Copy all lines holding the word "title" from the entries.

*Records supplied*.
<<<<

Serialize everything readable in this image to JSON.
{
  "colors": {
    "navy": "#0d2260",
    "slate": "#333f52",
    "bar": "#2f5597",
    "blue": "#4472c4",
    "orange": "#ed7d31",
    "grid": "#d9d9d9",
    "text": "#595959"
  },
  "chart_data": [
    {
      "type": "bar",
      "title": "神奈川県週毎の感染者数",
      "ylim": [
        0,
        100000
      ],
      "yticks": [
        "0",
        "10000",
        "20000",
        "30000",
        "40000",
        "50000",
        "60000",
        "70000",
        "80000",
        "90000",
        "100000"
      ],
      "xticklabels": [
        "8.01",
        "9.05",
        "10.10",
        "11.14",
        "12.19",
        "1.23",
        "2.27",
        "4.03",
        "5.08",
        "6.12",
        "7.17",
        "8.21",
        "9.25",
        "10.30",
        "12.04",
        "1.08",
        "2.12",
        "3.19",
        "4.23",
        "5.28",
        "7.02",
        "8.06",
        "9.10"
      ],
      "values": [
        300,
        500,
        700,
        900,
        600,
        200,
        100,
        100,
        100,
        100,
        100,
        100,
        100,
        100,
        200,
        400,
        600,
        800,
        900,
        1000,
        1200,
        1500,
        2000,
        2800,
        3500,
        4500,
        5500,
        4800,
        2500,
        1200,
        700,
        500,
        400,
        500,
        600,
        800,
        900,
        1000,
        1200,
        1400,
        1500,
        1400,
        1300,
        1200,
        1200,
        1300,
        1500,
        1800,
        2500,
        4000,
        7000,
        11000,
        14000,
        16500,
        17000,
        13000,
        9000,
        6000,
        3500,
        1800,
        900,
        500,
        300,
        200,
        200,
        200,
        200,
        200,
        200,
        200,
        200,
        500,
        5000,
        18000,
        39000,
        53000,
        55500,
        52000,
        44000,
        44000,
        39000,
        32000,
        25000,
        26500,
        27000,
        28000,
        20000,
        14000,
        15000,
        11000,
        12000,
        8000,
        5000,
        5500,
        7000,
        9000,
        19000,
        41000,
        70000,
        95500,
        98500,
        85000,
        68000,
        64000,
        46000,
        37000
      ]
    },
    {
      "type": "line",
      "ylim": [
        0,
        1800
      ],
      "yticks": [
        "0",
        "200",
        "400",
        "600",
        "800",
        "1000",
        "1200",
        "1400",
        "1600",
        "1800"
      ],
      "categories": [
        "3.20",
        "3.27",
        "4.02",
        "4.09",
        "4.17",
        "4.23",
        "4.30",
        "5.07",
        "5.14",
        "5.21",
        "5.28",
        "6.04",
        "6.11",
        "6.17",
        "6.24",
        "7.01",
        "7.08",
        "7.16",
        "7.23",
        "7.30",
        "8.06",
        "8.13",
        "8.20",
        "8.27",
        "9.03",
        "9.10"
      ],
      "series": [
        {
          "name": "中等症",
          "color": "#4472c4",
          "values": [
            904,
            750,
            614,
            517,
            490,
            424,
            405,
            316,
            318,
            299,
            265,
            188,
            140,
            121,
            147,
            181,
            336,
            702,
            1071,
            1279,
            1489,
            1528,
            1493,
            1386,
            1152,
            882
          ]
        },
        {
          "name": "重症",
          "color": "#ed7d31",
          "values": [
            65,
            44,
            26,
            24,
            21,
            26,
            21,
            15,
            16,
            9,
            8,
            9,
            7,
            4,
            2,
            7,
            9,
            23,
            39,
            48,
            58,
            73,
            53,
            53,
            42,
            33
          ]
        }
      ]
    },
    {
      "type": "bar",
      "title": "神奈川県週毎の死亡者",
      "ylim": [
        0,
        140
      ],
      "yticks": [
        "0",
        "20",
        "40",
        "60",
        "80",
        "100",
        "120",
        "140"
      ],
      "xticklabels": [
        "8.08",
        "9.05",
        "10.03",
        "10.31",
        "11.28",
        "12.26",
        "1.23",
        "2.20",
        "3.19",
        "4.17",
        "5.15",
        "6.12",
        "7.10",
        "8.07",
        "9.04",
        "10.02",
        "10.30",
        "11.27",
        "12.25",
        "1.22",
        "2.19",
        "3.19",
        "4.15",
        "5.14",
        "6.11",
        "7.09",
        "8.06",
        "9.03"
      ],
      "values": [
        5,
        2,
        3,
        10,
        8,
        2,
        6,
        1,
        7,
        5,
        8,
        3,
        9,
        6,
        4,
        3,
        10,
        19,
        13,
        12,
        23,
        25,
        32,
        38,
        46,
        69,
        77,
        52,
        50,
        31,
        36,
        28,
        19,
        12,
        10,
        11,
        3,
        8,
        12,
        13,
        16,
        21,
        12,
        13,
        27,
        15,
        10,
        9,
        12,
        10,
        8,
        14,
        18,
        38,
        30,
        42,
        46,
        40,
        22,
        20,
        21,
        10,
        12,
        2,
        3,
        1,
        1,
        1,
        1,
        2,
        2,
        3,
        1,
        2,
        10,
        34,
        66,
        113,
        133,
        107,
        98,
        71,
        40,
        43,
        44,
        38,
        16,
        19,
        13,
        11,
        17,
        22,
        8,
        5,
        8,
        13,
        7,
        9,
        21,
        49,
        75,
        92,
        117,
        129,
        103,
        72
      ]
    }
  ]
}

>>>>

*Answer for this exercise*.
      "title": "神奈川県週毎の感染者数",
      "title": "神奈川県週毎の死亡者",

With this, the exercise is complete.